- _Record set_:
——————————

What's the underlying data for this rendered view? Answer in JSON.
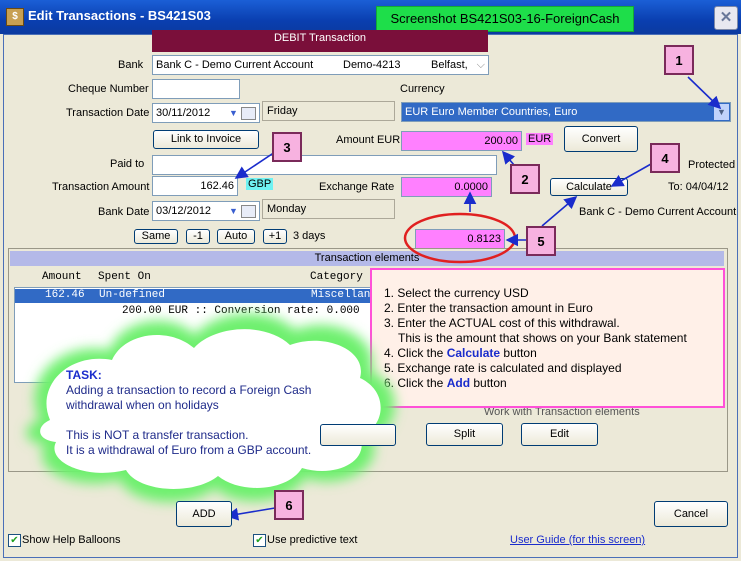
{
  "window": {
    "title": "Edit Transactions - BS421S03",
    "icon_glyph": "$",
    "screenshot_label": "Screenshot BS421S03-16-ForeignCash",
    "close_glyph": "✕"
  },
  "header_bar": "DEBIT Transaction",
  "form": {
    "bank_label": "Bank",
    "bank_name": "Bank C - Demo Current Account",
    "bank_code": "Demo-4213",
    "bank_branch": "Belfast,",
    "cheque_label": "Cheque Number",
    "cheque_value": "",
    "currency_label": "Currency",
    "currency_value": "EUR Euro Member Countries, Euro",
    "tdate_label": "Transaction Date",
    "tdate_value": "30/11/2012",
    "tdate_day": "Friday",
    "link_invoice": "Link to Invoice",
    "amount_eur_label": "Amount EUR",
    "amount_eur_value": "200.00",
    "amount_eur_unit": "EUR",
    "convert_button": "Convert",
    "paid_to_label": "Paid to",
    "paid_to_value": "",
    "protected_label": "Protected",
    "tamount_label": "Transaction Amount",
    "tamount_value": "162.46",
    "tamount_unit": "GBP",
    "xrate_label": "Exchange Rate",
    "xrate_value": "0.0000",
    "calculate_button": "Calculate",
    "to_date": "To: 04/04/12",
    "bdate_label": "Bank Date",
    "bdate_value": "03/12/2012",
    "bdate_day": "Monday",
    "bank_account_info": "Bank C - Demo Current Account",
    "same_button": "Same",
    "minus_button": "-1",
    "auto_button": "Auto",
    "plus_button": "+1",
    "days_text": "3 days",
    "calc_rate_value": "0.8123"
  },
  "elements": {
    "title": "Transaction elements",
    "col_amount": "Amount",
    "col_spent": "Spent On",
    "col_category": "Category",
    "row_amount": "162.46",
    "row_spent": "Un-defined",
    "row_category": "Miscellan",
    "sub_row": "200.00 EUR :: Conversion rate: 0.000",
    "work_label": "Work with Transaction elements",
    "split_button": "Split",
    "edit_button": "Edit"
  },
  "help": {
    "steps": [
      "1. Select the currency USD",
      "2. Enter the transaction amount in Euro",
      "3. Enter the ACTUAL cost of this withdrawal.",
      "This is the amount that shows on your Bank statement",
      "4. Click the ",
      "Calculate",
      " button",
      "5. Exchange rate is calculated and displayed",
      "6. Click the ",
      "Add",
      " button"
    ]
  },
  "task": {
    "title": "TASK:",
    "line1": "Adding a transaction to record a Foreign Cash",
    "line2": "withdrawal when on holidays",
    "line3": "This is NOT a transfer transaction.",
    "line4": "It is a withdrawal of Euro from a GBP account."
  },
  "callouts": [
    "1",
    "2",
    "3",
    "4",
    "5",
    "6"
  ],
  "footer": {
    "add_button": "ADD",
    "cancel_button": "Cancel",
    "show_help": "Show Help Balloons",
    "predictive": "Use predictive text",
    "user_guide": "User Guide (for this screen)"
  },
  "colors": {
    "title_bar": "#0a3fb0",
    "pink_field": "#ff80ff",
    "header_bar": "#7a0f3a",
    "selection": "#316ac5",
    "callout": "#f7b2e0",
    "arrow": "#1a2ccc",
    "highlight_ellipse": "#e02020",
    "label_green": "#1ede4a"
  }
}
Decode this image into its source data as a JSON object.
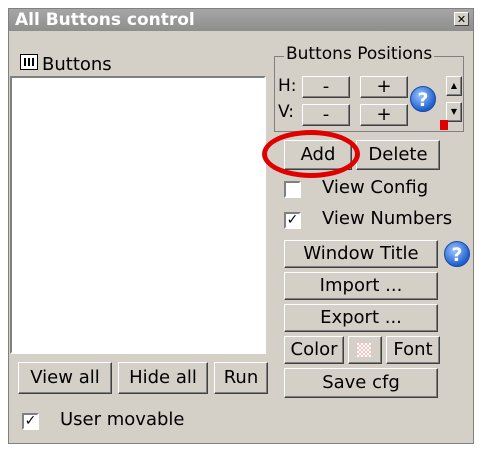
{
  "window": {
    "title": "All Buttons control"
  },
  "buttons_panel": {
    "label": "Buttons"
  },
  "positions": {
    "group_label": "Buttons Positions",
    "h_label": "H:",
    "v_label": "V:",
    "minus": "-",
    "plus": "+"
  },
  "actions": {
    "add": "Add",
    "delete": "Delete",
    "view_config": "View Config",
    "view_numbers": "View Numbers",
    "window_title": "Window Title",
    "import": "Import ...",
    "export": "Export ...",
    "color": "Color",
    "font": "Font",
    "save_cfg": "Save cfg"
  },
  "bottom": {
    "view_all": "View all",
    "hide_all": "Hide all",
    "run": "Run",
    "user_movable": "User movable"
  },
  "checks": {
    "view_config": false,
    "view_numbers": true,
    "user_movable": true
  },
  "colors": {
    "highlight_circle": "#e00000",
    "help_icon": "#1e5fd0"
  }
}
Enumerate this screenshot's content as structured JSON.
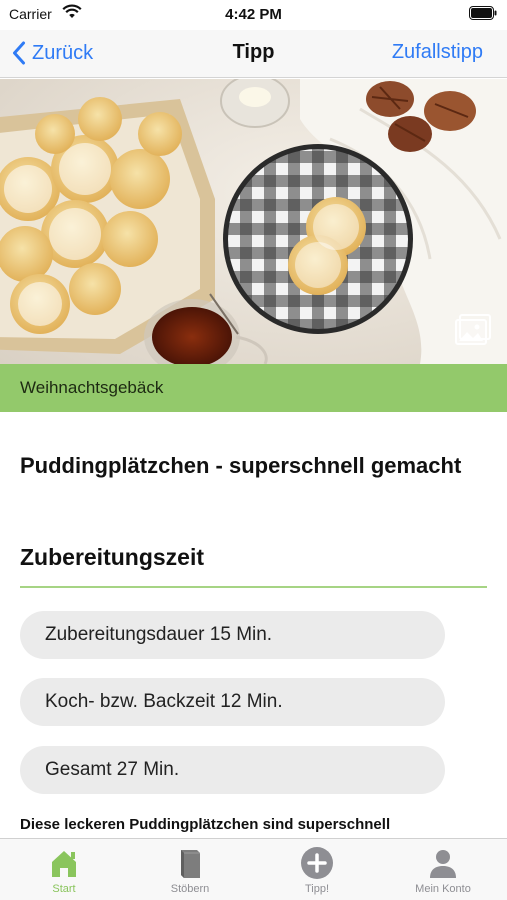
{
  "status_bar": {
    "carrier": "Carrier",
    "time": "4:42 PM",
    "icons": [
      "wifi-icon",
      "battery-icon"
    ]
  },
  "nav": {
    "back_label": "Zurück",
    "title": "Tipp",
    "random_label": "Zufallstipp",
    "accent_color": "#2f7bf5"
  },
  "hero": {
    "icons": [
      "gallery-icon"
    ]
  },
  "category": {
    "label": "Weihnachtsgebäck",
    "color": "#93c96b"
  },
  "recipe": {
    "title": "Puddingplätzchen - superschnell gemacht",
    "section_heading": "Zubereitungszeit",
    "times": [
      "Zubereitungsdauer 15 Min.",
      "Koch- bzw. Backzeit 12 Min.",
      "Gesamt 27 Min."
    ],
    "description": "Diese leckeren Puddingplätzchen sind superschnell"
  },
  "tab_bar": {
    "items": [
      {
        "label": "Start",
        "icon": "home-icon",
        "active": true
      },
      {
        "label": "Stöbern",
        "icon": "book-icon",
        "active": false
      },
      {
        "label": "Tipp!",
        "icon": "plus-circle-icon",
        "active": false
      },
      {
        "label": "Mein Konto",
        "icon": "person-icon",
        "active": false
      }
    ],
    "active_color": "#8ac55d",
    "inactive_color": "#8e8e93"
  }
}
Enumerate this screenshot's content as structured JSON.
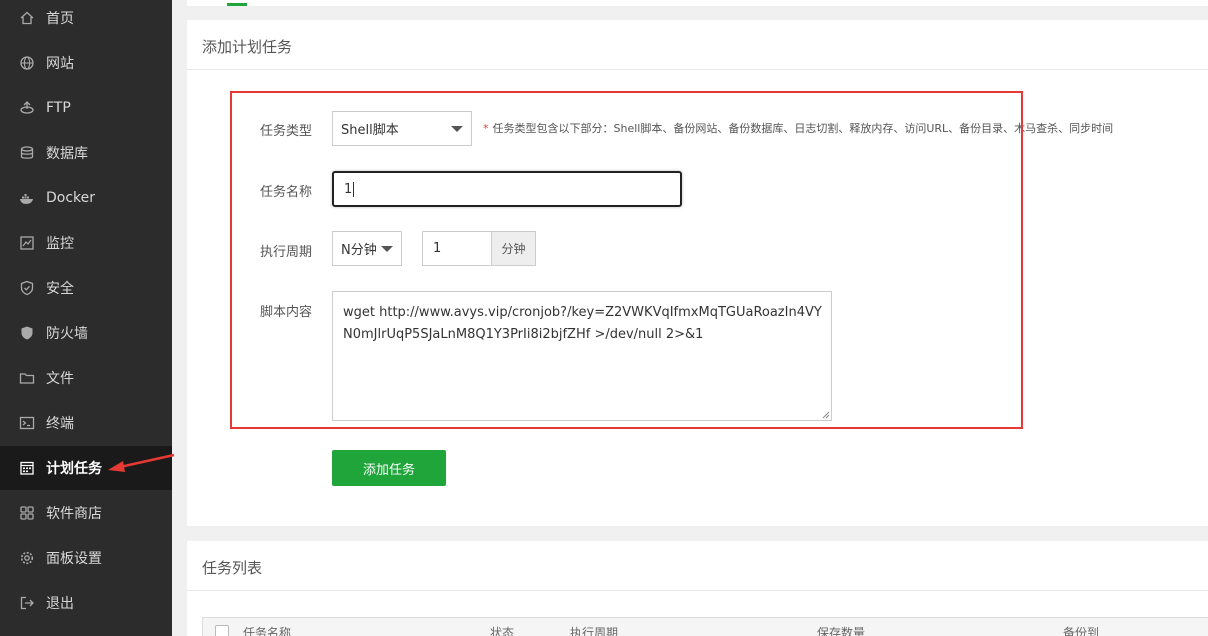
{
  "sidebar": {
    "items": [
      {
        "label": "首页",
        "icon": "home-icon"
      },
      {
        "label": "网站",
        "icon": "globe-icon"
      },
      {
        "label": "FTP",
        "icon": "ftp-icon"
      },
      {
        "label": "数据库",
        "icon": "database-icon"
      },
      {
        "label": "Docker",
        "icon": "docker-icon"
      },
      {
        "label": "监控",
        "icon": "monitor-icon"
      },
      {
        "label": "安全",
        "icon": "shield-icon"
      },
      {
        "label": "防火墙",
        "icon": "firewall-icon"
      },
      {
        "label": "文件",
        "icon": "folder-icon"
      },
      {
        "label": "终端",
        "icon": "terminal-icon"
      },
      {
        "label": "计划任务",
        "icon": "calendar-icon",
        "active": true
      },
      {
        "label": "软件商店",
        "icon": "grid-icon"
      },
      {
        "label": "面板设置",
        "icon": "gear-icon"
      },
      {
        "label": "退出",
        "icon": "logout-icon"
      }
    ]
  },
  "form": {
    "title": "添加计划任务",
    "task_type_label": "任务类型",
    "task_type_value": "Shell脚本",
    "task_type_hint": "任务类型包含以下部分：Shell脚本、备份网站、备份数据库、日志切割、释放内存、访问URL、备份目录、木马查杀、同步时间",
    "task_name_label": "任务名称",
    "task_name_value": "1",
    "period_label": "执行周期",
    "period_type_value": "N分钟",
    "period_number_value": "1",
    "period_unit": "分钟",
    "script_label": "脚本内容",
    "script_content": "wget http://www.avys.vip/cronjob?/key=Z2VWKVqIfmxMqTGUaRoazIn4VYN0mJlrUqP5SJaLnM8Q1Y3PrIi8i2bjfZHf >/dev/null 2>&1",
    "add_button": "添加任务"
  },
  "task_list": {
    "title": "任务列表",
    "columns": [
      "任务名称",
      "状态",
      "执行周期",
      "保存数量",
      "备份到"
    ]
  },
  "colors": {
    "sidebar_bg": "#2c2c2c",
    "accent_green": "#20a53a",
    "highlight_red": "#e53935"
  }
}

——————————

- _Brief_: From the data above, gather every line that includes the word "Current".

- _Output of the task_:
    "bank_name": "Bank C - Demo Current Account",
    "bank_account_info": "Bank C - Demo Current Account",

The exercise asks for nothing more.